Begin Dataset excerpts

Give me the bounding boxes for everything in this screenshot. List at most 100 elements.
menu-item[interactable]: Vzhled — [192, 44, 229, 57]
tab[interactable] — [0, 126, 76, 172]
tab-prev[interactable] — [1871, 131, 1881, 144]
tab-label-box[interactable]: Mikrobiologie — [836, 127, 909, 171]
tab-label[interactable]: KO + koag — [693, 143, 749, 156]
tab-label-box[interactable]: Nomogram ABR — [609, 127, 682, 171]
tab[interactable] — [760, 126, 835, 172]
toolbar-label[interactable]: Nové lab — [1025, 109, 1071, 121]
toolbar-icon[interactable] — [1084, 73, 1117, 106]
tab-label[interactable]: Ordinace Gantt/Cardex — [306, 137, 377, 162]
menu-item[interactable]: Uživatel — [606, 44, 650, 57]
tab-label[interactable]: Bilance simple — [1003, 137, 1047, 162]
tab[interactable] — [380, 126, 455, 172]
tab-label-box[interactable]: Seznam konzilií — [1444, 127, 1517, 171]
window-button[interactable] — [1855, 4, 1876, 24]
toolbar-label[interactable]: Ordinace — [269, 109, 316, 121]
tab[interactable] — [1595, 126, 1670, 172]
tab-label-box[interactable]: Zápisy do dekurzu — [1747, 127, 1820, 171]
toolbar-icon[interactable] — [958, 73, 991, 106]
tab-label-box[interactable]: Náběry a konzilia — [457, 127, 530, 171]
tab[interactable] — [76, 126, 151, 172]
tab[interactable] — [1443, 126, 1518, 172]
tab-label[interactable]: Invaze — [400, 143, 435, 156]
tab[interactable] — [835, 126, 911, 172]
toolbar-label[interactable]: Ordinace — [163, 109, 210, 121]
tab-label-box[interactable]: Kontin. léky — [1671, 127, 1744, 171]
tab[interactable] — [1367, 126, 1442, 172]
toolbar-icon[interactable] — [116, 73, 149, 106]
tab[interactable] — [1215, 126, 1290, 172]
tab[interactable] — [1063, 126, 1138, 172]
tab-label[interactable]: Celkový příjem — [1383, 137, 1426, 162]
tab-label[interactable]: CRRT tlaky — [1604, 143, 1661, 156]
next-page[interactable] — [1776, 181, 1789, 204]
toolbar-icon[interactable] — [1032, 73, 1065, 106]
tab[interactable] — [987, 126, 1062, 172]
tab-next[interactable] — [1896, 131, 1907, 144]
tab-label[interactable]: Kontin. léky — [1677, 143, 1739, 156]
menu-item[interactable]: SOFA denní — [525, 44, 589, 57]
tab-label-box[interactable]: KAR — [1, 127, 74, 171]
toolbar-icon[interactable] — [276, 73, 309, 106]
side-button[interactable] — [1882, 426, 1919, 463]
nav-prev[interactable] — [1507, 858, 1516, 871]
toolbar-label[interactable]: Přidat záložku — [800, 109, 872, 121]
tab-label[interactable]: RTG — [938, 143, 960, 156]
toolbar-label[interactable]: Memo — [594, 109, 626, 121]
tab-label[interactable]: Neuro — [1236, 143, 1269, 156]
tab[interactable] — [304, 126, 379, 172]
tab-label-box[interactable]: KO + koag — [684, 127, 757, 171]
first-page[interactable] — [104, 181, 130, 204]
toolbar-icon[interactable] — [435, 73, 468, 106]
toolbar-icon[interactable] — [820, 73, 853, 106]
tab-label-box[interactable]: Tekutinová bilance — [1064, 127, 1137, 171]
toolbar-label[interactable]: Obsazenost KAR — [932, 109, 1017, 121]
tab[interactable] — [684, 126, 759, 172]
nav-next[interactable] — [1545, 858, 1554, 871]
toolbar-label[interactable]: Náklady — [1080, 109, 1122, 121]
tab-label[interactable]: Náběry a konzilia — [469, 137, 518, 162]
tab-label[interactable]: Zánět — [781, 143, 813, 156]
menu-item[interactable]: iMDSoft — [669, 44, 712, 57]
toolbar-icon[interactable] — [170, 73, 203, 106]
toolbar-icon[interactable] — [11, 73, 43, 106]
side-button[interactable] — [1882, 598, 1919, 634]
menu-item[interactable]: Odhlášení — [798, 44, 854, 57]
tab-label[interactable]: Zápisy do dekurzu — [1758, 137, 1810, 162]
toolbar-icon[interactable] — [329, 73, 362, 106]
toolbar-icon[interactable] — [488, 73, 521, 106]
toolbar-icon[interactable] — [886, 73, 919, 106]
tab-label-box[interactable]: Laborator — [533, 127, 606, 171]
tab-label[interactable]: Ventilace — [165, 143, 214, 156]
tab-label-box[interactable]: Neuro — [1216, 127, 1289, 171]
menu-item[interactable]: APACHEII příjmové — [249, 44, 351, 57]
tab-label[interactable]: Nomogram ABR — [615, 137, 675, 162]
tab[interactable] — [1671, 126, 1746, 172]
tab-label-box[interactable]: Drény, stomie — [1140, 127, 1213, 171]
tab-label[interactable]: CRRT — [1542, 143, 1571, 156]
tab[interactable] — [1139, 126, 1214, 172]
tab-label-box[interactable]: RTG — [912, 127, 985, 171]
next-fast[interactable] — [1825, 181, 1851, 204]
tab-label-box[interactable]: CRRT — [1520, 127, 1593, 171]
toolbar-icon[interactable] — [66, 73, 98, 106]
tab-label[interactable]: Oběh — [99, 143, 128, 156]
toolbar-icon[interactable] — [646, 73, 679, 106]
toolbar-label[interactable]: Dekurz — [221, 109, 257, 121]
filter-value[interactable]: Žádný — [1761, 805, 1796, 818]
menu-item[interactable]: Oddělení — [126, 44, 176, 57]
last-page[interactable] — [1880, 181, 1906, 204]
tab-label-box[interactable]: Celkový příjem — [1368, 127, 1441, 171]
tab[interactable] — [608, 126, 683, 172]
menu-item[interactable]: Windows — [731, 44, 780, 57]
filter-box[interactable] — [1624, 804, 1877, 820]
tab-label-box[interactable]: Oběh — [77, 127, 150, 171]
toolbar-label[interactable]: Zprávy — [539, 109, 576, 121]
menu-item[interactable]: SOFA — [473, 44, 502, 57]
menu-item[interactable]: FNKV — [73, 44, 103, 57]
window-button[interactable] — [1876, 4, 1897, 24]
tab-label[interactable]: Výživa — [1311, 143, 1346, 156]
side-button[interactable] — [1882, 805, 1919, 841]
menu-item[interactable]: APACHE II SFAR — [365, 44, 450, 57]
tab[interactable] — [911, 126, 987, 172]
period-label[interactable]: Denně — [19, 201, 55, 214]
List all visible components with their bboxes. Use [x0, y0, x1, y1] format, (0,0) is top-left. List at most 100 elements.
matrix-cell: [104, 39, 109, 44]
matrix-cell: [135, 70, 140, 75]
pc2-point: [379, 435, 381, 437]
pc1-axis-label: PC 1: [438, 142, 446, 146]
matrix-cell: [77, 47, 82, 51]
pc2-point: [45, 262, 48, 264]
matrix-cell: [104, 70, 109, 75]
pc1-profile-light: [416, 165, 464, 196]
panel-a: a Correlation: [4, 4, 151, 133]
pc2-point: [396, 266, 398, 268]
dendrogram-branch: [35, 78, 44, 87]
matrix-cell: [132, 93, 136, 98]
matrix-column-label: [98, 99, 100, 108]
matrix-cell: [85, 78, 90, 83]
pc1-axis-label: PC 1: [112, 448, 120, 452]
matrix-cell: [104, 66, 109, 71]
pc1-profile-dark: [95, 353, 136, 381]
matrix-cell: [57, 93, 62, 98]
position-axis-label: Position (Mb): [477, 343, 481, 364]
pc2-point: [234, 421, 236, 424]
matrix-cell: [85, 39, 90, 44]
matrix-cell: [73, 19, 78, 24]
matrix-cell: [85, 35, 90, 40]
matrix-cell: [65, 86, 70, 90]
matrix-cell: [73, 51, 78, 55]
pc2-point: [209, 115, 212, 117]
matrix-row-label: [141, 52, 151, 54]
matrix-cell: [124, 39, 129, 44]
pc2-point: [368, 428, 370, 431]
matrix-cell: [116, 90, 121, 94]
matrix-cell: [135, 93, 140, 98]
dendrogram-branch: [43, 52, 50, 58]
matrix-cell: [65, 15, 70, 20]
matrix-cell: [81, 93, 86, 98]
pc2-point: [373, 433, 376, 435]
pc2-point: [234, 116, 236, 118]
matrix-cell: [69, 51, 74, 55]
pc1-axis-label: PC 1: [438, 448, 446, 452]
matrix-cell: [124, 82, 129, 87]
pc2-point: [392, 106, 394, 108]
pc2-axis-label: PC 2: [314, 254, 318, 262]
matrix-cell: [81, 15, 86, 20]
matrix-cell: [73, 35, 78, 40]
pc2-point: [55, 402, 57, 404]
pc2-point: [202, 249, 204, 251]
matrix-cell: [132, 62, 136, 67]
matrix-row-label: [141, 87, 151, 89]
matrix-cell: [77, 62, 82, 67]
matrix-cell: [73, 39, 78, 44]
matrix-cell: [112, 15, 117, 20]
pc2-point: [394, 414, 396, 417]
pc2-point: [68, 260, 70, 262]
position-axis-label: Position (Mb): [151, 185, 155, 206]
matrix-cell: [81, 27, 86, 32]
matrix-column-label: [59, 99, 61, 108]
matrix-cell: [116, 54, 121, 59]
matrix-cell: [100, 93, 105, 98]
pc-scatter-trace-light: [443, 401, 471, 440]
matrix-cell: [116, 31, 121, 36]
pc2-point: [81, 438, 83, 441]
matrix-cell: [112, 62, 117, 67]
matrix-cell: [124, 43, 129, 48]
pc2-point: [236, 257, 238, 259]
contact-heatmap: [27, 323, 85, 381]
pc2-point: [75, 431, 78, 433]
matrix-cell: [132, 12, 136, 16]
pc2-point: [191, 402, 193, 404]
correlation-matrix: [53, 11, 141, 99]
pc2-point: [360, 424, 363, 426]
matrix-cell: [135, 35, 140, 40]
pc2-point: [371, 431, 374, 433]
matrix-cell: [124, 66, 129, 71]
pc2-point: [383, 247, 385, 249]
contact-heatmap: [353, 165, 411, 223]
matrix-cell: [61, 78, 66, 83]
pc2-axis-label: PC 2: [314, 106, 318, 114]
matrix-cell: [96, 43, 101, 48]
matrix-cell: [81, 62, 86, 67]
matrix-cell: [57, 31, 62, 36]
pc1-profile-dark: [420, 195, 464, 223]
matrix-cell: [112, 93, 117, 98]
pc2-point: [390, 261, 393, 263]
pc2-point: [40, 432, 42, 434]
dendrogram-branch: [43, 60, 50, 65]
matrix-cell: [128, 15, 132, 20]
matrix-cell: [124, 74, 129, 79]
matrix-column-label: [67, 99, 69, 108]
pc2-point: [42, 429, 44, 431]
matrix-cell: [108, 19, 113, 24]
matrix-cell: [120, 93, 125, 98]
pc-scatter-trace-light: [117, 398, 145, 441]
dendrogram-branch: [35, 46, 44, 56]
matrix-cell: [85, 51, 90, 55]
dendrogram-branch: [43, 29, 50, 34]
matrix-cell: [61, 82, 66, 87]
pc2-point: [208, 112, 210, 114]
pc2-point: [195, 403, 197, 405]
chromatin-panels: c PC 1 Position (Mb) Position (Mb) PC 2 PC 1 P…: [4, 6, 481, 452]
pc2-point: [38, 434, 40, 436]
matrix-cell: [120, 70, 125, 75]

End Dataset excerpts

* Goal of the exercise
Return the entries word for word, from the first line up to and including the line with "window-button[interactable] — [1855, 4, 1876, 24]".

* Solution for this exercise
Give me the bounding boxes for everything in this screenshot. List at most 100 elements.
menu-item[interactable]: Vzhled — [192, 44, 229, 57]
tab[interactable] — [0, 126, 76, 172]
tab-prev[interactable] — [1871, 131, 1881, 144]
tab-label-box[interactable]: Mikrobiologie — [836, 127, 909, 171]
tab-label[interactable]: KO + koag — [693, 143, 749, 156]
tab-label-box[interactable]: Nomogram ABR — [609, 127, 682, 171]
tab[interactable] — [760, 126, 835, 172]
toolbar-label[interactable]: Nové lab — [1025, 109, 1071, 121]
toolbar-icon[interactable] — [1084, 73, 1117, 106]
tab-label[interactable]: Ordinace Gantt/Cardex — [306, 137, 377, 162]
menu-item[interactable]: Uživatel — [606, 44, 650, 57]
tab-label[interactable]: Bilance simple — [1003, 137, 1047, 162]
tab[interactable] — [380, 126, 455, 172]
tab-label-box[interactable]: Seznam konzilií — [1444, 127, 1517, 171]
window-button[interactable] — [1855, 4, 1876, 24]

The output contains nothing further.